> _Instruction_
Quote the data below in full, minus the images.

> _Provided information_
########
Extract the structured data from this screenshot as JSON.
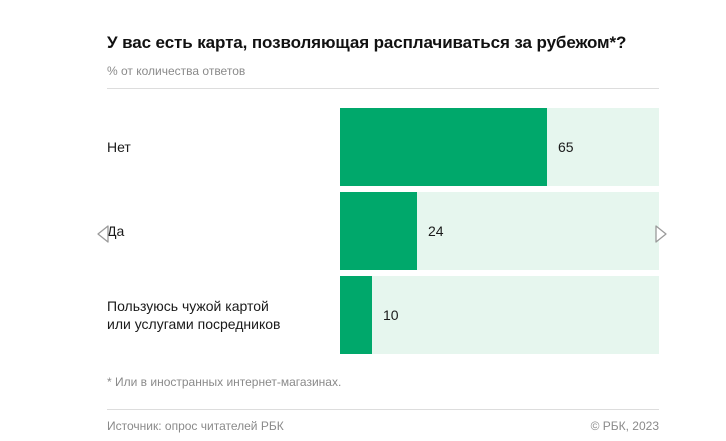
{
  "header": {
    "title": "У вас есть карта, позволяющая расплачиваться за рубежом*?",
    "subtitle": "% от количества ответов"
  },
  "footer": {
    "note": "* Или в иностранных интернет-магазинах.",
    "source": "Источник: опрос читателей РБК",
    "copyright": "© РБК, 2023"
  },
  "nav": {
    "prev_icon": "chevron-left-icon",
    "next_icon": "chevron-right-icon"
  },
  "colors": {
    "bar": "#00a86b",
    "track": "#e6f6ee",
    "accent": "#00a86b"
  },
  "chart_data": {
    "type": "bar",
    "orientation": "horizontal",
    "title": "У вас есть карта, позволяющая расплачиваться за рубежом*?",
    "subtitle": "% от количества ответов",
    "categories": [
      [
        "Нет"
      ],
      [
        "Да"
      ],
      [
        "Пользуюсь чужой картой",
        "или услугами посредников"
      ]
    ],
    "values": [
      65,
      24,
      10
    ],
    "xlim": [
      0,
      100
    ],
    "grid": false,
    "legend": "none"
  }
}
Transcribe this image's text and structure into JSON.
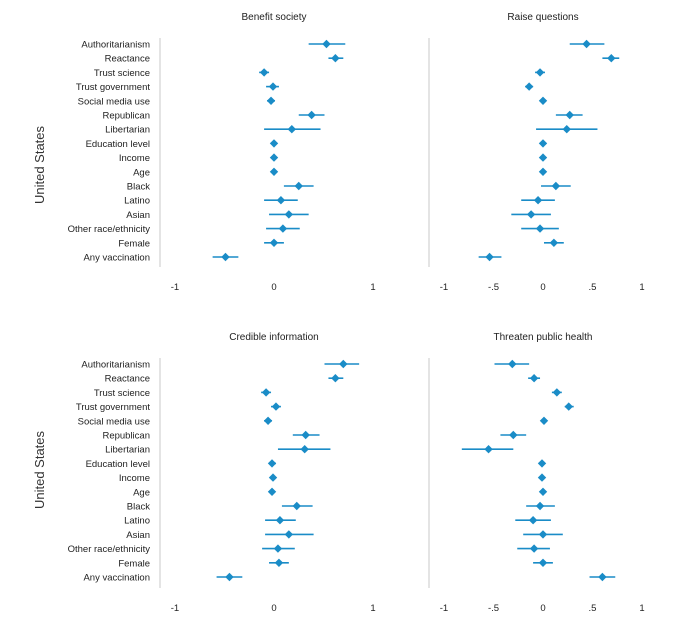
{
  "colors": {
    "marker": "#1a8cc7",
    "axis": "#c8c8c8"
  },
  "figure": {
    "row_labels": [
      "United States",
      "United States"
    ],
    "variables": [
      "Authoritarianism",
      "Reactance",
      "Trust science",
      "Trust government",
      "Social media use",
      "Republican",
      "Libertarian",
      "Education level",
      "Income",
      "Age",
      "Black",
      "Latino",
      "Asian",
      "Other race/ethnicity",
      "Female",
      "Any vaccination"
    ]
  },
  "chart_data": [
    {
      "type": "scatter",
      "subtype": "coefficient-plot",
      "title": "Benefit society",
      "xlim": [
        -1,
        1
      ],
      "xticks": [
        "-1",
        "0",
        "1"
      ],
      "categories": [
        "Authoritarianism",
        "Reactance",
        "Trust science",
        "Trust government",
        "Social media use",
        "Republican",
        "Libertarian",
        "Education level",
        "Income",
        "Age",
        "Black",
        "Latino",
        "Asian",
        "Other race/ethnicity",
        "Female",
        "Any vaccination"
      ],
      "estimates": [
        0.53,
        0.62,
        -0.1,
        -0.01,
        -0.03,
        0.38,
        0.18,
        0.0,
        0.0,
        0.0,
        0.25,
        0.07,
        0.15,
        0.09,
        0.0,
        -0.49
      ],
      "ci_low": [
        0.35,
        0.55,
        -0.15,
        -0.08,
        -0.07,
        0.25,
        -0.1,
        -0.03,
        -0.02,
        -0.02,
        0.1,
        -0.1,
        -0.05,
        -0.08,
        -0.1,
        -0.62
      ],
      "ci_high": [
        0.72,
        0.7,
        -0.05,
        0.05,
        0.01,
        0.51,
        0.47,
        0.03,
        0.02,
        0.02,
        0.4,
        0.24,
        0.35,
        0.26,
        0.1,
        -0.36
      ]
    },
    {
      "type": "scatter",
      "subtype": "coefficient-plot",
      "title": "Raise questions",
      "xlim": [
        -1,
        1
      ],
      "xticks": [
        "-1",
        "-.5",
        "0",
        ".5",
        "1"
      ],
      "categories": [
        "Authoritarianism",
        "Reactance",
        "Trust science",
        "Trust government",
        "Social media use",
        "Republican",
        "Libertarian",
        "Education level",
        "Income",
        "Age",
        "Black",
        "Latino",
        "Asian",
        "Other race/ethnicity",
        "Female",
        "Any vaccination"
      ],
      "estimates": [
        0.44,
        0.69,
        -0.03,
        -0.14,
        0.0,
        0.27,
        0.24,
        0.0,
        0.0,
        0.0,
        0.13,
        -0.05,
        -0.12,
        -0.03,
        0.11,
        -0.54
      ],
      "ci_low": [
        0.27,
        0.6,
        -0.08,
        -0.18,
        -0.03,
        0.13,
        -0.07,
        -0.03,
        -0.02,
        -0.02,
        -0.02,
        -0.22,
        -0.32,
        -0.22,
        0.01,
        -0.65
      ],
      "ci_high": [
        0.62,
        0.77,
        0.02,
        -0.1,
        0.03,
        0.4,
        0.55,
        0.03,
        0.02,
        0.02,
        0.28,
        0.12,
        0.08,
        0.16,
        0.21,
        -0.42
      ]
    },
    {
      "type": "scatter",
      "subtype": "coefficient-plot",
      "title": "Credible information",
      "xlim": [
        -1,
        1
      ],
      "xticks": [
        "-1",
        "0",
        "1"
      ],
      "categories": [
        "Authoritarianism",
        "Reactance",
        "Trust science",
        "Trust government",
        "Social media use",
        "Republican",
        "Libertarian",
        "Education level",
        "Income",
        "Age",
        "Black",
        "Latino",
        "Asian",
        "Other race/ethnicity",
        "Female",
        "Any vaccination"
      ],
      "estimates": [
        0.7,
        0.62,
        -0.08,
        0.02,
        -0.06,
        0.32,
        0.31,
        -0.02,
        -0.01,
        -0.02,
        0.23,
        0.06,
        0.15,
        0.04,
        0.05,
        -0.45
      ],
      "ci_low": [
        0.51,
        0.55,
        -0.13,
        -0.03,
        -0.1,
        0.19,
        0.04,
        -0.05,
        -0.04,
        -0.05,
        0.08,
        -0.09,
        -0.09,
        -0.12,
        -0.05,
        -0.58
      ],
      "ci_high": [
        0.86,
        0.7,
        -0.03,
        0.07,
        -0.02,
        0.46,
        0.57,
        0.02,
        0.02,
        0.01,
        0.39,
        0.22,
        0.4,
        0.21,
        0.15,
        -0.32
      ]
    },
    {
      "type": "scatter",
      "subtype": "coefficient-plot",
      "title": "Threaten public health",
      "xlim": [
        -1,
        1
      ],
      "xticks": [
        "-1",
        "-.5",
        "0",
        ".5",
        "1"
      ],
      "categories": [
        "Authoritarianism",
        "Reactance",
        "Trust science",
        "Trust government",
        "Social media use",
        "Republican",
        "Libertarian",
        "Education level",
        "Income",
        "Age",
        "Black",
        "Latino",
        "Asian",
        "Other race/ethnicity",
        "Female",
        "Any vaccination"
      ],
      "estimates": [
        -0.31,
        -0.09,
        0.14,
        0.26,
        0.01,
        -0.3,
        -0.55,
        -0.01,
        -0.01,
        0.0,
        -0.03,
        -0.1,
        0.0,
        -0.09,
        0.0,
        0.6
      ],
      "ci_low": [
        -0.49,
        -0.15,
        0.09,
        0.22,
        -0.02,
        -0.43,
        -0.82,
        -0.04,
        -0.04,
        -0.02,
        -0.17,
        -0.28,
        -0.2,
        -0.26,
        -0.1,
        0.47
      ],
      "ci_high": [
        -0.14,
        -0.03,
        0.19,
        0.31,
        0.04,
        -0.17,
        -0.3,
        0.02,
        0.02,
        0.02,
        0.12,
        0.08,
        0.2,
        0.07,
        0.1,
        0.73
      ]
    }
  ]
}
########
> _Result of this exercise_
Extract the structured data from this screenshot as JSON.
{
  "header": {
    "title": "У вас есть карта, позволяющая расплачиваться за рубежом*?",
    "subtitle": "% от количества ответов"
  },
  "footer": {
    "note": "* Или в иностранных интернет-магазинах.",
    "source": "Источник: опрос читателей РБК",
    "copyright": "© РБК, 2023"
  },
  "nav": {
    "prev_icon": "chevron-left-icon",
    "next_icon": "chevron-right-icon"
  },
  "colors": {
    "bar": "#00a86b",
    "track": "#e6f6ee",
    "accent": "#00a86b"
  },
  "chart_data": {
    "type": "bar",
    "orientation": "horizontal",
    "title": "У вас есть карта, позволяющая расплачиваться за рубежом*?",
    "subtitle": "% от количества ответов",
    "categories": [
      [
        "Нет"
      ],
      [
        "Да"
      ],
      [
        "Пользуюсь чужой картой",
        "или услугами посредников"
      ]
    ],
    "values": [
      65,
      24,
      10
    ],
    "xlim": [
      0,
      100
    ],
    "grid": false,
    "legend": "none"
  }
}
Transcribe this image's text and structure into JSON.
{
  "colors": {
    "marker": "#1a8cc7",
    "axis": "#c8c8c8"
  },
  "figure": {
    "row_labels": [
      "United States",
      "United States"
    ],
    "variables": [
      "Authoritarianism",
      "Reactance",
      "Trust science",
      "Trust government",
      "Social media use",
      "Republican",
      "Libertarian",
      "Education level",
      "Income",
      "Age",
      "Black",
      "Latino",
      "Asian",
      "Other race/ethnicity",
      "Female",
      "Any vaccination"
    ]
  },
  "chart_data": [
    {
      "type": "scatter",
      "subtype": "coefficient-plot",
      "title": "Benefit society",
      "xlim": [
        -1,
        1
      ],
      "xticks": [
        "-1",
        "0",
        "1"
      ],
      "categories": [
        "Authoritarianism",
        "Reactance",
        "Trust science",
        "Trust government",
        "Social media use",
        "Republican",
        "Libertarian",
        "Education level",
        "Income",
        "Age",
        "Black",
        "Latino",
        "Asian",
        "Other race/ethnicity",
        "Female",
        "Any vaccination"
      ],
      "estimates": [
        0.53,
        0.62,
        -0.1,
        -0.01,
        -0.03,
        0.38,
        0.18,
        0.0,
        0.0,
        0.0,
        0.25,
        0.07,
        0.15,
        0.09,
        0.0,
        -0.49
      ],
      "ci_low": [
        0.35,
        0.55,
        -0.15,
        -0.08,
        -0.07,
        0.25,
        -0.1,
        -0.03,
        -0.02,
        -0.02,
        0.1,
        -0.1,
        -0.05,
        -0.08,
        -0.1,
        -0.62
      ],
      "ci_high": [
        0.72,
        0.7,
        -0.05,
        0.05,
        0.01,
        0.51,
        0.47,
        0.03,
        0.02,
        0.02,
        0.4,
        0.24,
        0.35,
        0.26,
        0.1,
        -0.36
      ]
    },
    {
      "type": "scatter",
      "subtype": "coefficient-plot",
      "title": "Raise questions",
      "xlim": [
        -1,
        1
      ],
      "xticks": [
        "-1",
        "-.5",
        "0",
        ".5",
        "1"
      ],
      "categories": [
        "Authoritarianism",
        "Reactance",
        "Trust science",
        "Trust government",
        "Social media use",
        "Republican",
        "Libertarian",
        "Education level",
        "Income",
        "Age",
        "Black",
        "Latino",
        "Asian",
        "Other race/ethnicity",
        "Female",
        "Any vaccination"
      ],
      "estimates": [
        0.44,
        0.69,
        -0.03,
        -0.14,
        0.0,
        0.27,
        0.24,
        0.0,
        0.0,
        0.0,
        0.13,
        -0.05,
        -0.12,
        -0.03,
        0.11,
        -0.54
      ],
      "ci_low": [
        0.27,
        0.6,
        -0.08,
        -0.18,
        -0.03,
        0.13,
        -0.07,
        -0.03,
        -0.02,
        -0.02,
        -0.02,
        -0.22,
        -0.32,
        -0.22,
        0.01,
        -0.65
      ],
      "ci_high": [
        0.62,
        0.77,
        0.02,
        -0.1,
        0.03,
        0.4,
        0.55,
        0.03,
        0.02,
        0.02,
        0.28,
        0.12,
        0.08,
        0.16,
        0.21,
        -0.42
      ]
    },
    {
      "type": "scatter",
      "subtype": "coefficient-plot",
      "title": "Credible information",
      "xlim": [
        -1,
        1
      ],
      "xticks": [
        "-1",
        "0",
        "1"
      ],
      "categories": [
        "Authoritarianism",
        "Reactance",
        "Trust science",
        "Trust government",
        "Social media use",
        "Republican",
        "Libertarian",
        "Education level",
        "Income",
        "Age",
        "Black",
        "Latino",
        "Asian",
        "Other race/ethnicity",
        "Female",
        "Any vaccination"
      ],
      "estimates": [
        0.7,
        0.62,
        -0.08,
        0.02,
        -0.06,
        0.32,
        0.31,
        -0.02,
        -0.01,
        -0.02,
        0.23,
        0.06,
        0.15,
        0.04,
        0.05,
        -0.45
      ],
      "ci_low": [
        0.51,
        0.55,
        -0.13,
        -0.03,
        -0.1,
        0.19,
        0.04,
        -0.05,
        -0.04,
        -0.05,
        0.08,
        -0.09,
        -0.09,
        -0.12,
        -0.05,
        -0.58
      ],
      "ci_high": [
        0.86,
        0.7,
        -0.03,
        0.07,
        -0.02,
        0.46,
        0.57,
        0.02,
        0.02,
        0.01,
        0.39,
        0.22,
        0.4,
        0.21,
        0.15,
        -0.32
      ]
    },
    {
      "type": "scatter",
      "subtype": "coefficient-plot",
      "title": "Threaten public health",
      "xlim": [
        -1,
        1
      ],
      "xticks": [
        "-1",
        "-.5",
        "0",
        ".5",
        "1"
      ],
      "categories": [
        "Authoritarianism",
        "Reactance",
        "Trust science",
        "Trust government",
        "Social media use",
        "Republican",
        "Libertarian",
        "Education level",
        "Income",
        "Age",
        "Black",
        "Latino",
        "Asian",
        "Other race/ethnicity",
        "Female",
        "Any vaccination"
      ],
      "estimates": [
        -0.31,
        -0.09,
        0.14,
        0.26,
        0.01,
        -0.3,
        -0.55,
        -0.01,
        -0.01,
        0.0,
        -0.03,
        -0.1,
        0.0,
        -0.09,
        0.0,
        0.6
      ],
      "ci_low": [
        -0.49,
        -0.15,
        0.09,
        0.22,
        -0.02,
        -0.43,
        -0.82,
        -0.04,
        -0.04,
        -0.02,
        -0.17,
        -0.28,
        -0.2,
        -0.26,
        -0.1,
        0.47
      ],
      "ci_high": [
        -0.14,
        -0.03,
        0.19,
        0.31,
        0.04,
        -0.17,
        -0.3,
        0.02,
        0.02,
        0.02,
        0.12,
        0.08,
        0.2,
        0.07,
        0.1,
        0.73
      ]
    }
  ]
}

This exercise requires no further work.